EXERCISE INSTRUCTIONS:
A - Transcribe the tool description review from "The description clearly states" up to and including "what alternatives exist?".
B - Answer these questions from the tool description review:
(i) What percentage of schema description coverage does the review report?
(ii) Which two sibling tools does the review name?
(iii) What verb does the review say the description clearly states?

TEXT SECTION:
Does the description disclose side effects, auth requirements, rate limits, or destructive behavior?

With no annotations, the description must disclose behavioral traits, but it only states the search action. It omits details like read-only behavior, result limits, error handling, or required permissions.

Agents need to know what a tool does to the world before calling it. Descriptions should go beyond structured annotations to explain consequences.

Conciseness5/5

Is the description appropriately sized, front-loaded, and free of redundancy?

The description is a single clear sentence with no redundant wording, making it very concise and easy to parse.

Shorter descriptions cost fewer tokens and are easier for agents to parse. Every sentence should earn its place.

Completeness3/5

Given the tool's complexity, does the description cover enough for an agent to succeed on first attempt?

For a simple search tool with a full input schema and an output schema, the description is adequate but minimal. It does not cover edge cases or further behavior, leaving some gaps.

Complex tools with many parameters or behaviors need more documentation. Simple tools need less. This dimension scales expectations accordingly.

Parameters3/5

Does the description clarify parameter syntax, constraints, interactions, or defaults beyond what the schema provides?

Schema description coverage is 100%, so the schema already documents both parameters. The tool description adds no extra semantic value beyond the schema, meeting the baseline of 3.

Input schemas describe structure but not intent. Descriptions should explain non-obvious parameter relationships and valid value ranges.

Purpose5/5

Does the description clearly state what the tool does and how it differs from similar tools?

The description clearly states the verb 'Search' and the specific resource 'GraphQL queries, mutations, types, or interfaces'. This differentiates it from sibling tools like search_documentation and search_examples.

Agents choose between tools based on descriptions. A clear purpose with a specific verb and resource helps agents select the right tool.

Usage Guidelines2/5

Does the description explain when to use this tool, when not to, or what alternatives exist?

No guidance is provided on when to use this tool over alternatives. It does not mention scenarios where it is appropriate or inappropriate, nor does it reference sibling tools.

Agents often have multiple tools that could apply. Explicit usage guidance like "use X instead of Y when Z" prevents misuse.

[Document structure recognition data]

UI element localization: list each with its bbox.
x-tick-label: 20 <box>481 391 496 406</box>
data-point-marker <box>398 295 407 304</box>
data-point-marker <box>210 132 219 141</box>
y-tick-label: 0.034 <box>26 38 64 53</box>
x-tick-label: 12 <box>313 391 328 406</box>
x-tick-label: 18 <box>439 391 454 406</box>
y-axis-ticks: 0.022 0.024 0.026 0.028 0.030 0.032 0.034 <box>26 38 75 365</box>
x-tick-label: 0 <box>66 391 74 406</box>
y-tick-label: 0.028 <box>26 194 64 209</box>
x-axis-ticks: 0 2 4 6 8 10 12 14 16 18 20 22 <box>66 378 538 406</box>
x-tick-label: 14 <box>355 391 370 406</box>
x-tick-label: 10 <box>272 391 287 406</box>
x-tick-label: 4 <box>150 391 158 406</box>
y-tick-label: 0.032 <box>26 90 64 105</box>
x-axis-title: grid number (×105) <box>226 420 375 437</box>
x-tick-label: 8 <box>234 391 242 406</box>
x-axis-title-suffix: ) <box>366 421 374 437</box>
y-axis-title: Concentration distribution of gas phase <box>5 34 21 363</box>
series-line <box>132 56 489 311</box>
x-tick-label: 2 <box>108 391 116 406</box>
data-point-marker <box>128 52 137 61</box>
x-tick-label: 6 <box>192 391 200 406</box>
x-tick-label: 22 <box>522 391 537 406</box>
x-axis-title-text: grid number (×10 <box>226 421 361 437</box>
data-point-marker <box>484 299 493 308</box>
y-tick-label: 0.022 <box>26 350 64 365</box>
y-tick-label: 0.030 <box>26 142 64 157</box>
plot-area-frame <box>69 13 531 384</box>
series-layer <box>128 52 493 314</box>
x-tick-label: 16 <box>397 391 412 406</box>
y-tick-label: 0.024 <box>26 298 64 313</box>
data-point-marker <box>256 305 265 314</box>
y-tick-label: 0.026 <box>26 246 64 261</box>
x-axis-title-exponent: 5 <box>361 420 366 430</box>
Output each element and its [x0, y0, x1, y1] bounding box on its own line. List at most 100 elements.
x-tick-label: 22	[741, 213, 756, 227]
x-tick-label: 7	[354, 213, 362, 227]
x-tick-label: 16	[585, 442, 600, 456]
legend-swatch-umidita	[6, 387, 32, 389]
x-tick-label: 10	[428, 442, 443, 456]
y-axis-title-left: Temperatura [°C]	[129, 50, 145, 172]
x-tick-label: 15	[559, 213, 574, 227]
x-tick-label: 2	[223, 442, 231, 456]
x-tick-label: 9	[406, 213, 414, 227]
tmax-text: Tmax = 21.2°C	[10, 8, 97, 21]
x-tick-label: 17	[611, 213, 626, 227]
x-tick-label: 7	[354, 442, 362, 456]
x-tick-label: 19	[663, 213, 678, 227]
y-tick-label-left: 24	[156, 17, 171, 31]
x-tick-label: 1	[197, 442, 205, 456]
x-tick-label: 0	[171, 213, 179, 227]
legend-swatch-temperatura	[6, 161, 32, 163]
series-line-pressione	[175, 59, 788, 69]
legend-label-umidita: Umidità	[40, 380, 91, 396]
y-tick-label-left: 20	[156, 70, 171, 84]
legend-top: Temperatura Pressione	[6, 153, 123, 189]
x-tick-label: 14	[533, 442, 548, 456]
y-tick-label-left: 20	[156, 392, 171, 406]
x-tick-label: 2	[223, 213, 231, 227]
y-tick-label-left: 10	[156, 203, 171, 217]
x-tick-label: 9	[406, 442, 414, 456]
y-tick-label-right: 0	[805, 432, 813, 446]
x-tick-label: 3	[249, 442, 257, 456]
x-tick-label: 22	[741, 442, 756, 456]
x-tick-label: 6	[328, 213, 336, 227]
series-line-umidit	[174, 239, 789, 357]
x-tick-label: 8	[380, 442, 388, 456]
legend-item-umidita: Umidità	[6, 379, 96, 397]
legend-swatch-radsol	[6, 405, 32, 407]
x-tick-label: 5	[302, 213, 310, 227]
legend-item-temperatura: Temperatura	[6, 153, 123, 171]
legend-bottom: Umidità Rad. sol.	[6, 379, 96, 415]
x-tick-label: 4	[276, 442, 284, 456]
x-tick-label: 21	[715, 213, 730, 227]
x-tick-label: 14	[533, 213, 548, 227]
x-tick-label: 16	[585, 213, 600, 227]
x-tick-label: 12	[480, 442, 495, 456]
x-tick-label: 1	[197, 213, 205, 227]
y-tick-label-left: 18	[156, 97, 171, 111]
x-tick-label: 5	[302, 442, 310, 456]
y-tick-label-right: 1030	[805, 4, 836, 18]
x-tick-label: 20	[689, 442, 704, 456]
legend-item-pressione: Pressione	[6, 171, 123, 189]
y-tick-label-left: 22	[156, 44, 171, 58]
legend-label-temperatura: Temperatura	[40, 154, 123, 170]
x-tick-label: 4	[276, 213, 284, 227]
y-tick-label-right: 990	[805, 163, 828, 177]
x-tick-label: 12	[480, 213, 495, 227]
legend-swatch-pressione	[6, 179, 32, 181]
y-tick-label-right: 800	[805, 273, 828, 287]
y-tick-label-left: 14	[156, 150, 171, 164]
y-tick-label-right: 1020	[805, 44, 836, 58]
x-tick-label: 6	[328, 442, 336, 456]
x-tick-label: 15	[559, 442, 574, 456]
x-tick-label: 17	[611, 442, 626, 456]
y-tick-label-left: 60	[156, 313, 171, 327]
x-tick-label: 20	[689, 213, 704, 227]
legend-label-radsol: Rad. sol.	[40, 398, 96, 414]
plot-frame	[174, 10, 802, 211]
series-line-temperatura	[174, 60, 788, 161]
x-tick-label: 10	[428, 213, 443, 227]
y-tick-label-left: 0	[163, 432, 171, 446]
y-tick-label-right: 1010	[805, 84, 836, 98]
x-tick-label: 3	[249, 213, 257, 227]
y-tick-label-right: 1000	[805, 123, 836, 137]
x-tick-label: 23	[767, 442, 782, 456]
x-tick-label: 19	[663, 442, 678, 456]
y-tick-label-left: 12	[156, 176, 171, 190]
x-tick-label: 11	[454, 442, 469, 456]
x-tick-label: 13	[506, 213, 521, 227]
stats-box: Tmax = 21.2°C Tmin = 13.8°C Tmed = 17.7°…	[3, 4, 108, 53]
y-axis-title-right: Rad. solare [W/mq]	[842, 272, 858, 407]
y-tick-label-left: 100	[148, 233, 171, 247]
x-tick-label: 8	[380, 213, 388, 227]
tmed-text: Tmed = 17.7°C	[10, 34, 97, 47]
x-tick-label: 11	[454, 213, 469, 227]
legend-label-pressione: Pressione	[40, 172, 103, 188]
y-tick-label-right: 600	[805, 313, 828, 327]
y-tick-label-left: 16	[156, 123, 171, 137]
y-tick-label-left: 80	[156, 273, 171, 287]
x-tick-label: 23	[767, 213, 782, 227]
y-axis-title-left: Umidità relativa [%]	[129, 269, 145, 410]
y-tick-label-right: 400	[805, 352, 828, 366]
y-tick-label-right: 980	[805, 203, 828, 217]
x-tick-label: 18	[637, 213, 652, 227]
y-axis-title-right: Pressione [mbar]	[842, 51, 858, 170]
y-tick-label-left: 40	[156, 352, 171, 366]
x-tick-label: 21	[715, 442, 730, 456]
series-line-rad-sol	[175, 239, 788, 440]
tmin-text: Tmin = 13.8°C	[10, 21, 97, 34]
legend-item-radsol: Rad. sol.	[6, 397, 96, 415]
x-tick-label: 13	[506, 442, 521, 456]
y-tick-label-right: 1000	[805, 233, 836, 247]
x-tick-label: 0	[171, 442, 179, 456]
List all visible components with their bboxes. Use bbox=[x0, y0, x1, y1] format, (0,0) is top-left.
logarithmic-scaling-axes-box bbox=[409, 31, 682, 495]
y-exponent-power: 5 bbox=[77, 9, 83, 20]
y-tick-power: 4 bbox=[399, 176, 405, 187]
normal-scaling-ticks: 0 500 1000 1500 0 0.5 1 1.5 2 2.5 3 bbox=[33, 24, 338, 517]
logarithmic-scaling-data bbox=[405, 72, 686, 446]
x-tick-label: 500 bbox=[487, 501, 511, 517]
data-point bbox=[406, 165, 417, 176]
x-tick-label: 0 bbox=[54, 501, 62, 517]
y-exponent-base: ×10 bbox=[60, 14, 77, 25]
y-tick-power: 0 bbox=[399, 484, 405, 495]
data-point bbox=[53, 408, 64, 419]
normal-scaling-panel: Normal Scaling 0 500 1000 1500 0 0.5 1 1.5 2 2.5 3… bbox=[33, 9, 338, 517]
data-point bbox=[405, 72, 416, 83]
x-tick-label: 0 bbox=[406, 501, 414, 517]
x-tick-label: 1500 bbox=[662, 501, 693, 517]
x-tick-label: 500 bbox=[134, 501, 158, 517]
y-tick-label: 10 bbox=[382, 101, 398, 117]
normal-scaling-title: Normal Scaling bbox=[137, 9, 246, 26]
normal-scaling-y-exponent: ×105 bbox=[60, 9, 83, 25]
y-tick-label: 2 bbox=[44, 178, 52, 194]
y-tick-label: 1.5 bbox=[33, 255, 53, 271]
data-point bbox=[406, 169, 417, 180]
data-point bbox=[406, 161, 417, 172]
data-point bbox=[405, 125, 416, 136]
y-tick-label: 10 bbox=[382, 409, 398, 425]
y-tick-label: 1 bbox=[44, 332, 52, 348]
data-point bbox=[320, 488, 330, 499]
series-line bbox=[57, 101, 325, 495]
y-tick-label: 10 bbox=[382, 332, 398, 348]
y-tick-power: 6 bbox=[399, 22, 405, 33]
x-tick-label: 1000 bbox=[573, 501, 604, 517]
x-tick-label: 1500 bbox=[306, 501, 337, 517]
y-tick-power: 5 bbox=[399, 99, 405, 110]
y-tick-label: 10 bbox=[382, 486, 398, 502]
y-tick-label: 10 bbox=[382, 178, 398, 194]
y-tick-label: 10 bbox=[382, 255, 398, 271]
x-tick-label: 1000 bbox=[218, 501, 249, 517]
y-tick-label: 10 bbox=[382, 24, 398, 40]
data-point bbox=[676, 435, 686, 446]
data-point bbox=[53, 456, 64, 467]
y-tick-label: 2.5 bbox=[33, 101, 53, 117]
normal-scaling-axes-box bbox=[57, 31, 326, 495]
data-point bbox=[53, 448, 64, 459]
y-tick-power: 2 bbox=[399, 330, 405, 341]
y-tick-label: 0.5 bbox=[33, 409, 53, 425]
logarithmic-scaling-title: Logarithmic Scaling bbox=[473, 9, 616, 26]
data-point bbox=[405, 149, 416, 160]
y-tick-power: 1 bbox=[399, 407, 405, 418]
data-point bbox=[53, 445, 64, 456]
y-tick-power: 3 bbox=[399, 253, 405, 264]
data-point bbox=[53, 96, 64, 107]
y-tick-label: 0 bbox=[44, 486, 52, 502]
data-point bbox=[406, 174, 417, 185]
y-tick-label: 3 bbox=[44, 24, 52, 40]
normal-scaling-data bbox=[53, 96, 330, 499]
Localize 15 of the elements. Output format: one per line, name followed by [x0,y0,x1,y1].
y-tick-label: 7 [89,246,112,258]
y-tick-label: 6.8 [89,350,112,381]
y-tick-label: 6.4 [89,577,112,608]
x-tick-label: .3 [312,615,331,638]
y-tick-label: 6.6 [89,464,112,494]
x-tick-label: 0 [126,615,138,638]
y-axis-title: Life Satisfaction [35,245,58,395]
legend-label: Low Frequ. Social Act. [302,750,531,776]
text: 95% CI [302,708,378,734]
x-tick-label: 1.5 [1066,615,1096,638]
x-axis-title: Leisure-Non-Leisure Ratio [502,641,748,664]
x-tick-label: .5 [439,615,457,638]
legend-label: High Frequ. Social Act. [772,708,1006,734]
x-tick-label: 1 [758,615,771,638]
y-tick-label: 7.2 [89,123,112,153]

ANSWER LIST:
A -
The description clearly states the verb 'Search' and the specific resource 'GraphQL queries, mutations, types, or interfaces'. This differentiates it from sibling tools like search_documentation and search_examples.

Agents choose between tools based on descriptions. A clear purpose with a specific verb and resource helps agents select the right tool.

Usage Guidelines2/5

Does the description explain when to use this tool, when not to, or what alternatives exist?

B -
(i) 100%
(ii) search_documentation and search_examples
(iii) 'Search'